[Start of Information supplied]
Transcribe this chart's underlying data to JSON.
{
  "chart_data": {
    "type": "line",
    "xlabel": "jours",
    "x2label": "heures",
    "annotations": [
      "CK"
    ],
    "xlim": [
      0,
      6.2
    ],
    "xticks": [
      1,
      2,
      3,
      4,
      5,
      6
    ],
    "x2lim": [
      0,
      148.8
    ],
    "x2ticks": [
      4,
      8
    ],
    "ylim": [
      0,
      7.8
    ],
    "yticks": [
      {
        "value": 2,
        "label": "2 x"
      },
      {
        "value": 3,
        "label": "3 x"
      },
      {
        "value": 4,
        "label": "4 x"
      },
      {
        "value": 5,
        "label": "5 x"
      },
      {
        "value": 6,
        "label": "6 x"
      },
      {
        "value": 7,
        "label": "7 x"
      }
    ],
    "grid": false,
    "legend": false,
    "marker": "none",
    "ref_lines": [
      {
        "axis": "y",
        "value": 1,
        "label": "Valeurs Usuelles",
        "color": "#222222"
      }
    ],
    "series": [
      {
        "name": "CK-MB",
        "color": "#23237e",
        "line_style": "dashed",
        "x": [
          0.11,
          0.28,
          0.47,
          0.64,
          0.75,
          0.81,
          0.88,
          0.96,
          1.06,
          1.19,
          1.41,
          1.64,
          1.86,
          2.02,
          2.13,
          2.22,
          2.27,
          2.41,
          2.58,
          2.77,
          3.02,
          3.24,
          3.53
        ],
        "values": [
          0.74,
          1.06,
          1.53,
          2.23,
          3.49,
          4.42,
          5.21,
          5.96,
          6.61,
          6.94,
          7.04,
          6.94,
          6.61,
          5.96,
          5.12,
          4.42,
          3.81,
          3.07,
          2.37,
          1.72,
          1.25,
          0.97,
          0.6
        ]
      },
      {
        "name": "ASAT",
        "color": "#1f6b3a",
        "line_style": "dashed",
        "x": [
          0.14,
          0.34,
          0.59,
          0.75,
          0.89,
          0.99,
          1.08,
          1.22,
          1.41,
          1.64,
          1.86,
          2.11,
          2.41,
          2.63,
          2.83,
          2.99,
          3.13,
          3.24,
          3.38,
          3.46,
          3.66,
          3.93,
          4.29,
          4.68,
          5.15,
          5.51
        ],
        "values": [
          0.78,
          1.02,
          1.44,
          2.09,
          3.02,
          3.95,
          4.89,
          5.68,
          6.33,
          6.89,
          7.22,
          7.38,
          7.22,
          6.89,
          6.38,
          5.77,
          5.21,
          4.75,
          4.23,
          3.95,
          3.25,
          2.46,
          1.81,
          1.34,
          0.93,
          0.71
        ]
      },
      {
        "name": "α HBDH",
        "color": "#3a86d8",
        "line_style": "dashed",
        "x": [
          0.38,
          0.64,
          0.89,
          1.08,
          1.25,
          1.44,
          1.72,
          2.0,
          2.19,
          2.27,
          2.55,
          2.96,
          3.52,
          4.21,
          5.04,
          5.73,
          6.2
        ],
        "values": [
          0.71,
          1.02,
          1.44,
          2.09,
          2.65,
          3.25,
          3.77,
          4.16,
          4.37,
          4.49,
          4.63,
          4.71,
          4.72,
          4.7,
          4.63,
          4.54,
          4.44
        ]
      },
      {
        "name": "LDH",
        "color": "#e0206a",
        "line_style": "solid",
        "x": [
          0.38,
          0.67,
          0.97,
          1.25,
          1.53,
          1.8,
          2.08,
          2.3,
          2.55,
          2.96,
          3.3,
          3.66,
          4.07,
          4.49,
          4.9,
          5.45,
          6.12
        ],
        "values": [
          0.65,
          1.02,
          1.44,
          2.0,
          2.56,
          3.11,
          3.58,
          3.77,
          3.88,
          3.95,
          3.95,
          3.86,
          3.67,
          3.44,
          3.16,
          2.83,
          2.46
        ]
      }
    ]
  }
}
[End of Information supplied]
▶ [What is needed]:
Reproduce the complete data exactly as presented above.

▶ [Solution to the exercise]:
Transcribe this chart's underlying data to JSON.
{
  "chart_data": {
    "type": "line",
    "xlabel": "jours",
    "x2label": "heures",
    "annotations": [
      "CK"
    ],
    "xlim": [
      0,
      6.2
    ],
    "xticks": [
      1,
      2,
      3,
      4,
      5,
      6
    ],
    "x2lim": [
      0,
      148.8
    ],
    "x2ticks": [
      4,
      8
    ],
    "ylim": [
      0,
      7.8
    ],
    "yticks": [
      {
        "value": 2,
        "label": "2 x"
      },
      {
        "value": 3,
        "label": "3 x"
      },
      {
        "value": 4,
        "label": "4 x"
      },
      {
        "value": 5,
        "label": "5 x"
      },
      {
        "value": 6,
        "label": "6 x"
      },
      {
        "value": 7,
        "label": "7 x"
      }
    ],
    "grid": false,
    "legend": false,
    "marker": "none",
    "ref_lines": [
      {
        "axis": "y",
        "value": 1,
        "label": "Valeurs Usuelles",
        "color": "#222222"
      }
    ],
    "series": [
      {
        "name": "CK-MB",
        "color": "#23237e",
        "line_style": "dashed",
        "x": [
          0.11,
          0.28,
          0.47,
          0.64,
          0.75,
          0.81,
          0.88,
          0.96,
          1.06,
          1.19,
          1.41,
          1.64,
          1.86,
          2.02,
          2.13,
          2.22,
          2.27,
          2.41,
          2.58,
          2.77,
          3.02,
          3.24,
          3.53
        ],
        "values": [
          0.74,
          1.06,
          1.53,
          2.23,
          3.49,
          4.42,
          5.21,
          5.96,
          6.61,
          6.94,
          7.04,
          6.94,
          6.61,
          5.96,
          5.12,
          4.42,
          3.81,
          3.07,
          2.37,
          1.72,
          1.25,
          0.97,
          0.6
        ]
      },
      {
        "name": "ASAT",
        "color": "#1f6b3a",
        "line_style": "dashed",
        "x": [
          0.14,
          0.34,
          0.59,
          0.75,
          0.89,
          0.99,
          1.08,
          1.22,
          1.41,
          1.64,
          1.86,
          2.11,
          2.41,
          2.63,
          2.83,
          2.99,
          3.13,
          3.24,
          3.38,
          3.46,
          3.66,
          3.93,
          4.29,
          4.68,
          5.15,
          5.51
        ],
        "values": [
          0.78,
          1.02,
          1.44,
          2.09,
          3.02,
          3.95,
          4.89,
          5.68,
          6.33,
          6.89,
          7.22,
          7.38,
          7.22,
          6.89,
          6.38,
          5.77,
          5.21,
          4.75,
          4.23,
          3.95,
          3.25,
          2.46,
          1.81,
          1.34,
          0.93,
          0.71
        ]
      },
      {
        "name": "α HBDH",
        "color": "#3a86d8",
        "line_style": "dashed",
        "x": [
          0.38,
          0.64,
          0.89,
          1.08,
          1.25,
          1.44,
          1.72,
          2.0,
          2.19,
          2.27,
          2.55,
          2.96,
          3.52,
          4.21,
          5.04,
          5.73,
          6.2
        ],
        "values": [
          0.71,
          1.02,
          1.44,
          2.09,
          2.65,
          3.25,
          3.77,
          4.16,
          4.37,
          4.49,
          4.63,
          4.71,
          4.72,
          4.7,
          4.63,
          4.54,
          4.44
        ]
      },
      {
        "name": "LDH",
        "color": "#e0206a",
        "line_style": "solid",
        "x": [
          0.38,
          0.67,
          0.97,
          1.25,
          1.53,
          1.8,
          2.08,
          2.3,
          2.55,
          2.96,
          3.3,
          3.66,
          4.07,
          4.49,
          4.9,
          5.45,
          6.12
        ],
        "values": [
          0.65,
          1.02,
          1.44,
          2.0,
          2.56,
          3.11,
          3.58,
          3.77,
          3.88,
          3.95,
          3.95,
          3.86,
          3.67,
          3.44,
          3.16,
          2.83,
          2.46
        ]
      }
    ]
  }
}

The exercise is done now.